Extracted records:
○ ○ ○ ○
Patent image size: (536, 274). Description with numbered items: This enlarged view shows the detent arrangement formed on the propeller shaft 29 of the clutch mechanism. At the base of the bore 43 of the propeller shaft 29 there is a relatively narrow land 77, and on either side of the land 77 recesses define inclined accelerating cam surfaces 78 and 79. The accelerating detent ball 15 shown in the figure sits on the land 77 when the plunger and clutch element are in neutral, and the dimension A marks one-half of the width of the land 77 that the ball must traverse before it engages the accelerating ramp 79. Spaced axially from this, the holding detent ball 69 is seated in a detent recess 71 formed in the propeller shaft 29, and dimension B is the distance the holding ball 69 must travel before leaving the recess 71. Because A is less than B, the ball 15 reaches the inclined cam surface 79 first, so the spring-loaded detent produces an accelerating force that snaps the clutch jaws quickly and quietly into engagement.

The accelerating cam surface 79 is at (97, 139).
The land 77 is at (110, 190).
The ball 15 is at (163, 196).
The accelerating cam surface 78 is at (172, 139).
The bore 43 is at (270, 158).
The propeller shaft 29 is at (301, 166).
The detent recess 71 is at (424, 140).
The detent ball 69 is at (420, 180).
○ ○ ○ ○
:: What you should do ::
Starting at the beginning of the data above and ending at the line that contains "The land 77 is at (110, 190).", with both ends included, lay out those lines as a JSON list of strings, one string per line and blank lines omitted.

:: Solution to this exercise ::
[
  "Patent image size: (536, 274). Description with numbered items: This enlarged view shows the detent arrangement formed on the propeller shaft 29 of the clutch mechanism. At the base of the bore 43 of the propeller shaft 29 there is a relatively narrow land 77, and on either side of the land 77 recesses define inclined accelerating cam surfaces 78 and 79. The accelerating detent ball 15 shown in the figure sits on the land 77 when the plunger and clutch element are in neutral, and the dimension A marks one-half of the width of the land 77 that the ball must traverse before it engages the accelerating ramp 79. Spaced axially from this, the holding detent ball 69 is seated in a detent recess 71 formed in the propeller shaft 29, and dimension B is the distance the holding ball 69 must travel before leaving the recess 71. Because A is less than B, the ball 15 reaches the inclined cam surface 79 first, so the spring-loaded detent produces an accelerating force that snaps the clutch jaws quickly and quietly into engagement.",
  "The accelerating cam surface 79 is at (97, 139).",
  "The land 77 is at (110, 190)."
]